EXERCISE GOAL: Can you give all the records again without altering a single character?

** BEGIN EXERCISE MATERIAL **

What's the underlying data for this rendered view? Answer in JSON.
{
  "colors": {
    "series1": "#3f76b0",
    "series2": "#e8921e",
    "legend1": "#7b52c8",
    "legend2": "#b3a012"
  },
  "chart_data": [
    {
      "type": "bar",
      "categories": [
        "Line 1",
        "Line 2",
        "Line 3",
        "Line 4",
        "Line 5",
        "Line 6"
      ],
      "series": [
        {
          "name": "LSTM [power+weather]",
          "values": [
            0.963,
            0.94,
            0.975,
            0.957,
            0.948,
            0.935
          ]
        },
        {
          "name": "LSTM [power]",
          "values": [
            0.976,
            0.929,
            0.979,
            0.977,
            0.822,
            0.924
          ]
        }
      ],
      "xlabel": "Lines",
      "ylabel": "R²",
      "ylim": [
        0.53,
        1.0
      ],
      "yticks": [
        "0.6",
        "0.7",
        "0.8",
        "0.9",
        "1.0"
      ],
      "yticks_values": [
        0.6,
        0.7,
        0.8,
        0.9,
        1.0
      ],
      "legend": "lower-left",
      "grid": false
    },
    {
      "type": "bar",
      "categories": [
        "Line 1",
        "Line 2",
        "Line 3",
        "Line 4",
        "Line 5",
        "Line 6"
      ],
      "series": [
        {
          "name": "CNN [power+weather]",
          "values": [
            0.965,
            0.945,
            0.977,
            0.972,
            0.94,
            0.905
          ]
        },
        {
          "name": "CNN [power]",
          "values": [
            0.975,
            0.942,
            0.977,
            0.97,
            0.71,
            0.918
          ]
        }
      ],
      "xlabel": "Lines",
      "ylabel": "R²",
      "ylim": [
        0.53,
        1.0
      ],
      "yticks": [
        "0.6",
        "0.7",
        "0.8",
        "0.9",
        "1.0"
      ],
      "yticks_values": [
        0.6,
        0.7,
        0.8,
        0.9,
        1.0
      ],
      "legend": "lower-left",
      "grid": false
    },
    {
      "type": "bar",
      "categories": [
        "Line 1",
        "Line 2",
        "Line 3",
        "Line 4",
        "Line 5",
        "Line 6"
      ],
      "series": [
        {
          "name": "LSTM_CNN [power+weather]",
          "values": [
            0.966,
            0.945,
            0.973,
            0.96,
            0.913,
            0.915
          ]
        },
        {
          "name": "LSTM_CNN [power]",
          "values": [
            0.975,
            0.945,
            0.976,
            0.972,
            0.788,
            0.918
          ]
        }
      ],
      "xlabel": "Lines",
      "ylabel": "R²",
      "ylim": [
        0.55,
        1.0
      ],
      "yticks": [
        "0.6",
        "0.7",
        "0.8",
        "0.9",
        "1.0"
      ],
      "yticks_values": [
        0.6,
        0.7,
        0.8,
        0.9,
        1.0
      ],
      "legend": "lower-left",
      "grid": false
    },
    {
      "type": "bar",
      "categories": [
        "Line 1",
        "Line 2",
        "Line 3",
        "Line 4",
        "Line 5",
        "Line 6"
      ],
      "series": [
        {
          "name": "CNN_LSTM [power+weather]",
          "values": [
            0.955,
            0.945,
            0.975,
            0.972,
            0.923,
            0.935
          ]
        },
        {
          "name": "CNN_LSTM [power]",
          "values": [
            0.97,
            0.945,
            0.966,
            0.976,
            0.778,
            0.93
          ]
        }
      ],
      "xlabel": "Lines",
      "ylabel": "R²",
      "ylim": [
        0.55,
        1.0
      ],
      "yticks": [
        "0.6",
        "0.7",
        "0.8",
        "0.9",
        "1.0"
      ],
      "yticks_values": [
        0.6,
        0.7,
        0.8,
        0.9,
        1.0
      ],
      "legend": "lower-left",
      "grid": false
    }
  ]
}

** END EXERCISE MATERIAL **

FINAL RESULT:
What's the underlying data for this rendered view? Answer in JSON.
{
  "colors": {
    "series1": "#3f76b0",
    "series2": "#e8921e",
    "legend1": "#7b52c8",
    "legend2": "#b3a012"
  },
  "chart_data": [
    {
      "type": "bar",
      "categories": [
        "Line 1",
        "Line 2",
        "Line 3",
        "Line 4",
        "Line 5",
        "Line 6"
      ],
      "series": [
        {
          "name": "LSTM [power+weather]",
          "values": [
            0.963,
            0.94,
            0.975,
            0.957,
            0.948,
            0.935
          ]
        },
        {
          "name": "LSTM [power]",
          "values": [
            0.976,
            0.929,
            0.979,
            0.977,
            0.822,
            0.924
          ]
        }
      ],
      "xlabel": "Lines",
      "ylabel": "R²",
      "ylim": [
        0.53,
        1.0
      ],
      "yticks": [
        "0.6",
        "0.7",
        "0.8",
        "0.9",
        "1.0"
      ],
      "yticks_values": [
        0.6,
        0.7,
        0.8,
        0.9,
        1.0
      ],
      "legend": "lower-left",
      "grid": false
    },
    {
      "type": "bar",
      "categories": [
        "Line 1",
        "Line 2",
        "Line 3",
        "Line 4",
        "Line 5",
        "Line 6"
      ],
      "series": [
        {
          "name": "CNN [power+weather]",
          "values": [
            0.965,
            0.945,
            0.977,
            0.972,
            0.94,
            0.905
          ]
        },
        {
          "name": "CNN [power]",
          "values": [
            0.975,
            0.942,
            0.977,
            0.97,
            0.71,
            0.918
          ]
        }
      ],
      "xlabel": "Lines",
      "ylabel": "R²",
      "ylim": [
        0.53,
        1.0
      ],
      "yticks": [
        "0.6",
        "0.7",
        "0.8",
        "0.9",
        "1.0"
      ],
      "yticks_values": [
        0.6,
        0.7,
        0.8,
        0.9,
        1.0
      ],
      "legend": "lower-left",
      "grid": false
    },
    {
      "type": "bar",
      "categories": [
        "Line 1",
        "Line 2",
        "Line 3",
        "Line 4",
        "Line 5",
        "Line 6"
      ],
      "series": [
        {
          "name": "LSTM_CNN [power+weather]",
          "values": [
            0.966,
            0.945,
            0.973,
            0.96,
            0.913,
            0.915
          ]
        },
        {
          "name": "LSTM_CNN [power]",
          "values": [
            0.975,
            0.945,
            0.976,
            0.972,
            0.788,
            0.918
          ]
        }
      ],
      "xlabel": "Lines",
      "ylabel": "R²",
      "ylim": [
        0.55,
        1.0
      ],
      "yticks": [
        "0.6",
        "0.7",
        "0.8",
        "0.9",
        "1.0"
      ],
      "yticks_values": [
        0.6,
        0.7,
        0.8,
        0.9,
        1.0
      ],
      "legend": "lower-left",
      "grid": false
    },
    {
      "type": "bar",
      "categories": [
        "Line 1",
        "Line 2",
        "Line 3",
        "Line 4",
        "Line 5",
        "Line 6"
      ],
      "series": [
        {
          "name": "CNN_LSTM [power+weather]",
          "values": [
            0.955,
            0.945,
            0.975,
            0.972,
            0.923,
            0.935
          ]
        },
        {
          "name": "CNN_LSTM [power]",
          "values": [
            0.97,
            0.945,
            0.966,
            0.976,
            0.778,
            0.93
          ]
        }
      ],
      "xlabel": "Lines",
      "ylabel": "R²",
      "ylim": [
        0.55,
        1.0
      ],
      "yticks": [
        "0.6",
        "0.7",
        "0.8",
        "0.9",
        "1.0"
      ],
      "yticks_values": [
        0.6,
        0.7,
        0.8,
        0.9,
        1.0
      ],
      "legend": "lower-left",
      "grid": false
    }
  ]
}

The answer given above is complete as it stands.